> _Exercise brief_: Filter the entries and keep only the lines where the string "онкологической" appears.

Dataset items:
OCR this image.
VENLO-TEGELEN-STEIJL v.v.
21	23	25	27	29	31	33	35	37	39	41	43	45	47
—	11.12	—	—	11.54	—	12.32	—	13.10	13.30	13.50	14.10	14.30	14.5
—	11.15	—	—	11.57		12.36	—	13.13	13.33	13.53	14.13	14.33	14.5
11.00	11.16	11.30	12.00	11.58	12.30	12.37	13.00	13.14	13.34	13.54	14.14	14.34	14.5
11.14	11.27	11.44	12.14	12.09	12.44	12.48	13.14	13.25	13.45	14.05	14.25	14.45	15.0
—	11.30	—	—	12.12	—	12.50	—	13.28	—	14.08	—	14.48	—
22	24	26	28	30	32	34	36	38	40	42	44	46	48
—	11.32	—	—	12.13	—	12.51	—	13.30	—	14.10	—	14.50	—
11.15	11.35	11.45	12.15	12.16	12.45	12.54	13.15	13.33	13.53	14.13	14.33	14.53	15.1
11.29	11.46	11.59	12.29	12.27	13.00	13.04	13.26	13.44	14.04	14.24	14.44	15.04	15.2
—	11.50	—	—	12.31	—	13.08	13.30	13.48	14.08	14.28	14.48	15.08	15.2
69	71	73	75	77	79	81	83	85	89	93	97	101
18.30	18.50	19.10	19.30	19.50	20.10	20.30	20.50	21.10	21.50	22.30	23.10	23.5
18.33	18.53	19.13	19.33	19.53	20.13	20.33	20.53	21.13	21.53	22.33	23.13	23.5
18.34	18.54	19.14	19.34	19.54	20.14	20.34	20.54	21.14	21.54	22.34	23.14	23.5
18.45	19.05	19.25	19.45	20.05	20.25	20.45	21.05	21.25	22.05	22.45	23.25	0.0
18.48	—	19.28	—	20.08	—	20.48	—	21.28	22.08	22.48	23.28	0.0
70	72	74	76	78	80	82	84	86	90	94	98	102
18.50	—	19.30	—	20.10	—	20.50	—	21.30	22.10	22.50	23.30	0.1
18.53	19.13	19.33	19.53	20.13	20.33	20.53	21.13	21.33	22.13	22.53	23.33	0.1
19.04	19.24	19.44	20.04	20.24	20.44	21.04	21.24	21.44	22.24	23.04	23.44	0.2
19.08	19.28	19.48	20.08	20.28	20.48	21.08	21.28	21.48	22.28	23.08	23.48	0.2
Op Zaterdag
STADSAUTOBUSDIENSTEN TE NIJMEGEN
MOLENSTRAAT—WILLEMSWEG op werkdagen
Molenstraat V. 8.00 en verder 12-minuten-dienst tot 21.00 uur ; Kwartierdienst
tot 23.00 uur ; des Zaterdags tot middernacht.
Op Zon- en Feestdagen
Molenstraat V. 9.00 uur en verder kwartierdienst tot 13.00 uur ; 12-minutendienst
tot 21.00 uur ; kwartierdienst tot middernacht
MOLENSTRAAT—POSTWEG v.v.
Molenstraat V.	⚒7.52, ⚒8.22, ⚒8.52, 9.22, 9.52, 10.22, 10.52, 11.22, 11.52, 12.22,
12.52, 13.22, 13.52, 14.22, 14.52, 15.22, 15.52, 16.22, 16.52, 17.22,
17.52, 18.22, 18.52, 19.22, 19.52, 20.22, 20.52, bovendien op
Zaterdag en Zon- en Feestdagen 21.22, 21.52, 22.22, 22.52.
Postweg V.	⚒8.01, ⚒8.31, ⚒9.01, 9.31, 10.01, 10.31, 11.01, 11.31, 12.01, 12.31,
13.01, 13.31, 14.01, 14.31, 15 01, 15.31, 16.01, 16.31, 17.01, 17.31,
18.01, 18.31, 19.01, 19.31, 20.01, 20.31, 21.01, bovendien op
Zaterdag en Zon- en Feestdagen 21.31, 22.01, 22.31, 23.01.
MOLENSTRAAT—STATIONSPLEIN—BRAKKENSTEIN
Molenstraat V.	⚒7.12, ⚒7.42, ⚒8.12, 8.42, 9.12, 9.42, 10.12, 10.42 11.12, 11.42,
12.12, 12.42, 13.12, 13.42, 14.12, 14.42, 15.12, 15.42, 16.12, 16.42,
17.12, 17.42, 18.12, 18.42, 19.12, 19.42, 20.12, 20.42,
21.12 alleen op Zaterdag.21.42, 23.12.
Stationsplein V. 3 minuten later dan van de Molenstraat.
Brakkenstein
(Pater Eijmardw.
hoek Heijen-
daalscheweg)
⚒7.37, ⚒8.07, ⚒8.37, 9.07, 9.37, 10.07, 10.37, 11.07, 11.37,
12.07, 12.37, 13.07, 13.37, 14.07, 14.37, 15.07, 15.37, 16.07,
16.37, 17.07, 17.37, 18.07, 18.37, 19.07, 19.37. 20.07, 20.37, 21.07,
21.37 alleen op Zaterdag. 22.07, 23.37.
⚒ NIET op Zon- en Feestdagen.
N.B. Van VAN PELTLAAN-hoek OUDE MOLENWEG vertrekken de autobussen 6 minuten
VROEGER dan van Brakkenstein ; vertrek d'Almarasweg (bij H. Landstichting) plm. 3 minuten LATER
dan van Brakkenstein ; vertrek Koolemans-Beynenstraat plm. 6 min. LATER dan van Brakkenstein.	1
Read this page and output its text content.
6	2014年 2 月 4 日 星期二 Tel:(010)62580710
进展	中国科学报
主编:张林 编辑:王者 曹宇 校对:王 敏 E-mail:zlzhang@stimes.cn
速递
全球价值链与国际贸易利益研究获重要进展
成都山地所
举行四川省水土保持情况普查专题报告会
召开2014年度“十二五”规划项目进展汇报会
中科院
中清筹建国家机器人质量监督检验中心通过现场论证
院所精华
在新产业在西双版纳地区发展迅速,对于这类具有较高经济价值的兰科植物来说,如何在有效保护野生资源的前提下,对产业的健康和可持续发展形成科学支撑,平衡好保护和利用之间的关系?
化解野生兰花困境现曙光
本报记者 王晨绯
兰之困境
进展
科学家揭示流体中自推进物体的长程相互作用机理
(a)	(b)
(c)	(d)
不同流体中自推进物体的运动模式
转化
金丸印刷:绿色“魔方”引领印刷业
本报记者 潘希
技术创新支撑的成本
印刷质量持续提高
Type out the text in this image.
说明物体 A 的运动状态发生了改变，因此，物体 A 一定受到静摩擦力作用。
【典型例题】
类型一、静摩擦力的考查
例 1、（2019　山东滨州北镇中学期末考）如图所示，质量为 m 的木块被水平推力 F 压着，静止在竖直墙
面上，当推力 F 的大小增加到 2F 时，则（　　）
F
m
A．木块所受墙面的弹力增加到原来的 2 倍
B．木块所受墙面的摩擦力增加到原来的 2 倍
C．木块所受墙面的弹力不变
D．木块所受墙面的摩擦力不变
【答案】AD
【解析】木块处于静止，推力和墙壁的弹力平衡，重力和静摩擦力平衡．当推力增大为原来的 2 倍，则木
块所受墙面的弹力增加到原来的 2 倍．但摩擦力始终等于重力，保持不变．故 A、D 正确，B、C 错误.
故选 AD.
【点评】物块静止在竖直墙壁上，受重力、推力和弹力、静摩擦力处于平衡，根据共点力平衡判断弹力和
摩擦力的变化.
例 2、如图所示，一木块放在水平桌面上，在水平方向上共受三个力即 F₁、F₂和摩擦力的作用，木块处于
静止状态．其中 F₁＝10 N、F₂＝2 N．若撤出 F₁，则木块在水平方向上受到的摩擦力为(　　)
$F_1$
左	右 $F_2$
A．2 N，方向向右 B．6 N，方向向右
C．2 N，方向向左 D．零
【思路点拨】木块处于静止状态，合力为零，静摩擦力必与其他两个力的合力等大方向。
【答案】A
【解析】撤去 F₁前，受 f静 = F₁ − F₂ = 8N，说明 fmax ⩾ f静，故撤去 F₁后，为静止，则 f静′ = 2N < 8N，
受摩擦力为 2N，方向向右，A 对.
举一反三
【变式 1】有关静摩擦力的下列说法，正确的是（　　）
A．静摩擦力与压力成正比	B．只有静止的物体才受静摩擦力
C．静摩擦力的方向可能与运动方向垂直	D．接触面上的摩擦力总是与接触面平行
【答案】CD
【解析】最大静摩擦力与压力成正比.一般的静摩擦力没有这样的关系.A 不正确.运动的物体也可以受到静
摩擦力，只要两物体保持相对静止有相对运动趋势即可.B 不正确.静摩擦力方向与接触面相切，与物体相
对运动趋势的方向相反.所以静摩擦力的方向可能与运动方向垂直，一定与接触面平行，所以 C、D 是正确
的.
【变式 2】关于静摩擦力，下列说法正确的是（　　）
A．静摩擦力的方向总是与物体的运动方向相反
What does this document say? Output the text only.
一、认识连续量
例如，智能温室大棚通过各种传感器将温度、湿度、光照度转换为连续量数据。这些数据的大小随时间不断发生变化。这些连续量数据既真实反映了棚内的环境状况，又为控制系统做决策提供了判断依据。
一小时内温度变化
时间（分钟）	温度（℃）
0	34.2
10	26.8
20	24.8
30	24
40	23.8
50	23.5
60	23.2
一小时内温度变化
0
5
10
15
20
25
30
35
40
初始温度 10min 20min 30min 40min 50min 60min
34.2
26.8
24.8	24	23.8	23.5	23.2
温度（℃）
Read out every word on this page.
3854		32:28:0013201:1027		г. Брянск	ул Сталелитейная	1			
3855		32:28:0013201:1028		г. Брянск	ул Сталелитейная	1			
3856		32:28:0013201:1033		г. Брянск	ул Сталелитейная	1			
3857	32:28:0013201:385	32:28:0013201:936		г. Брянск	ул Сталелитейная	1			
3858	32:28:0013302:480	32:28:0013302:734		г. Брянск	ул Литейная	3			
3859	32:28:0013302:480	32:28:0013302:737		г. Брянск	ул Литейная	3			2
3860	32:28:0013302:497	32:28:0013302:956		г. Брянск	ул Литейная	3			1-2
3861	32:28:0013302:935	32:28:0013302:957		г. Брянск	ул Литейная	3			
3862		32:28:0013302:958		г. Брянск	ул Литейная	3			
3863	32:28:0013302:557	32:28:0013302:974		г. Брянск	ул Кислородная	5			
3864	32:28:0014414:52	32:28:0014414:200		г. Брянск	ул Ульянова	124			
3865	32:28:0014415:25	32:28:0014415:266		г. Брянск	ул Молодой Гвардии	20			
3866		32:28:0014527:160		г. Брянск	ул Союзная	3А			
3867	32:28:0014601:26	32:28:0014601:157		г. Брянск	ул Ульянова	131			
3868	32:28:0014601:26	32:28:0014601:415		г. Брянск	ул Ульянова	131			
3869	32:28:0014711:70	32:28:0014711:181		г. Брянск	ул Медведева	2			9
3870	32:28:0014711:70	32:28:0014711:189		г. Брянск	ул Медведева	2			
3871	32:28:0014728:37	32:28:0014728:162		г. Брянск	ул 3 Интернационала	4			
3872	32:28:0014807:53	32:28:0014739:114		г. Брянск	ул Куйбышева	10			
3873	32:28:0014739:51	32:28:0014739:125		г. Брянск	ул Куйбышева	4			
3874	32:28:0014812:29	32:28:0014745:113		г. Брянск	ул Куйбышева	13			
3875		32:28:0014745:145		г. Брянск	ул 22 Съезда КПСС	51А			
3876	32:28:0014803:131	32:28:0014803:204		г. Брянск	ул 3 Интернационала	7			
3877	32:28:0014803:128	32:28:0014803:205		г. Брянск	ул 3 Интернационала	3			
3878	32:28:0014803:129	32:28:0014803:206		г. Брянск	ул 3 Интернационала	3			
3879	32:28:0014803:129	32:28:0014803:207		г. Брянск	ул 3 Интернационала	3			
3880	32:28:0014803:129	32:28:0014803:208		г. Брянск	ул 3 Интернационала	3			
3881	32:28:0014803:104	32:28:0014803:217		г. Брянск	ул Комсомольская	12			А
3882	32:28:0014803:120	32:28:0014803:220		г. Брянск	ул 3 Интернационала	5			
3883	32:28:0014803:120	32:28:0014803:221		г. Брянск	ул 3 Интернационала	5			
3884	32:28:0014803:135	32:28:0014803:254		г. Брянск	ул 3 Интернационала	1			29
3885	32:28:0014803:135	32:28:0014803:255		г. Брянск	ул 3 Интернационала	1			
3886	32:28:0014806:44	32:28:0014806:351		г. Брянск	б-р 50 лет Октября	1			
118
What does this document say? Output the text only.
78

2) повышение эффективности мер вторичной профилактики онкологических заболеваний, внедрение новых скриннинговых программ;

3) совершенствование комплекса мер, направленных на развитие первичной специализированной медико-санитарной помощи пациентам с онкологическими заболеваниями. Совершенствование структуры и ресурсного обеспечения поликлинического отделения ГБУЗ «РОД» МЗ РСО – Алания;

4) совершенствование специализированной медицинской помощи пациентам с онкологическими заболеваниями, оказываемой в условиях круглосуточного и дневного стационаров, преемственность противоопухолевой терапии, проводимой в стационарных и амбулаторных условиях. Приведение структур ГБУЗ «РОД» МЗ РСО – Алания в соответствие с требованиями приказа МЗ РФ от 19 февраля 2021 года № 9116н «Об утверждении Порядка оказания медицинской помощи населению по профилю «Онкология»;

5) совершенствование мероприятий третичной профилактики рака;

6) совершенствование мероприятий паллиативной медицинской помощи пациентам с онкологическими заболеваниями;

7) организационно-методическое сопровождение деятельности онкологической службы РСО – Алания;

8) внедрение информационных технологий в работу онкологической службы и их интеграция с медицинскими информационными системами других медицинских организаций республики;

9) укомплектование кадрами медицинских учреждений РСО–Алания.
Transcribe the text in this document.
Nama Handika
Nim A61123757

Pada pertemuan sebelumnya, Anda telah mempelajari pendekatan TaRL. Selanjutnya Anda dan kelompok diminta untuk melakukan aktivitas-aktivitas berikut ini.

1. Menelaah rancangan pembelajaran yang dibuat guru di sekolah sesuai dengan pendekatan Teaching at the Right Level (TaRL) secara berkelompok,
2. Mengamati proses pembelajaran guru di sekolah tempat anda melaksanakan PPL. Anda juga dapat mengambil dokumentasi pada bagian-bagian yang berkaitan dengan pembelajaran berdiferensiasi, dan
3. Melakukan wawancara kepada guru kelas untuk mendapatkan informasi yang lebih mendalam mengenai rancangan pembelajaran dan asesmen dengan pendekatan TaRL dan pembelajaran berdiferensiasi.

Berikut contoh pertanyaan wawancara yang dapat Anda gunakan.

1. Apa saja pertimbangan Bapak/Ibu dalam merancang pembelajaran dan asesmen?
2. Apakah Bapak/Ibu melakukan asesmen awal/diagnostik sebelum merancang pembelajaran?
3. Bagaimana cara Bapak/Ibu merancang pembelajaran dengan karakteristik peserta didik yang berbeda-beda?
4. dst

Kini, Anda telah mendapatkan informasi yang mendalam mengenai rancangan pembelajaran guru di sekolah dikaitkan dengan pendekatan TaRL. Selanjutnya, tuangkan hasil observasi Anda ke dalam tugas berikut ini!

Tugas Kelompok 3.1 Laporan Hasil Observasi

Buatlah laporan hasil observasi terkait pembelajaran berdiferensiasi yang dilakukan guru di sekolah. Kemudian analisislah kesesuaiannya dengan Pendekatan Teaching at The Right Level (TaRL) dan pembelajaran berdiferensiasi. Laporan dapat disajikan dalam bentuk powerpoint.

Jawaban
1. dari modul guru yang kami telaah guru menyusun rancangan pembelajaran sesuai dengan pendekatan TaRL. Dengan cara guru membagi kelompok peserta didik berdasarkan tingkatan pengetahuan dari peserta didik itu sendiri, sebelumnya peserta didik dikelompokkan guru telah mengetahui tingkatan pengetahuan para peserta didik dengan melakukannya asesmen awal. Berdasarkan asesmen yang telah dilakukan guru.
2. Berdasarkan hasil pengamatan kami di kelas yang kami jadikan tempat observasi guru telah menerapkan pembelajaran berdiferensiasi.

> _Result of the task_:
7) организационно-методическое сопровождение деятельности онкологической службы РСО – Алания;
8) внедрение информационных технологий в работу онкологической службы и их интеграция с медицинскими информационными системами других медицинских организаций республики;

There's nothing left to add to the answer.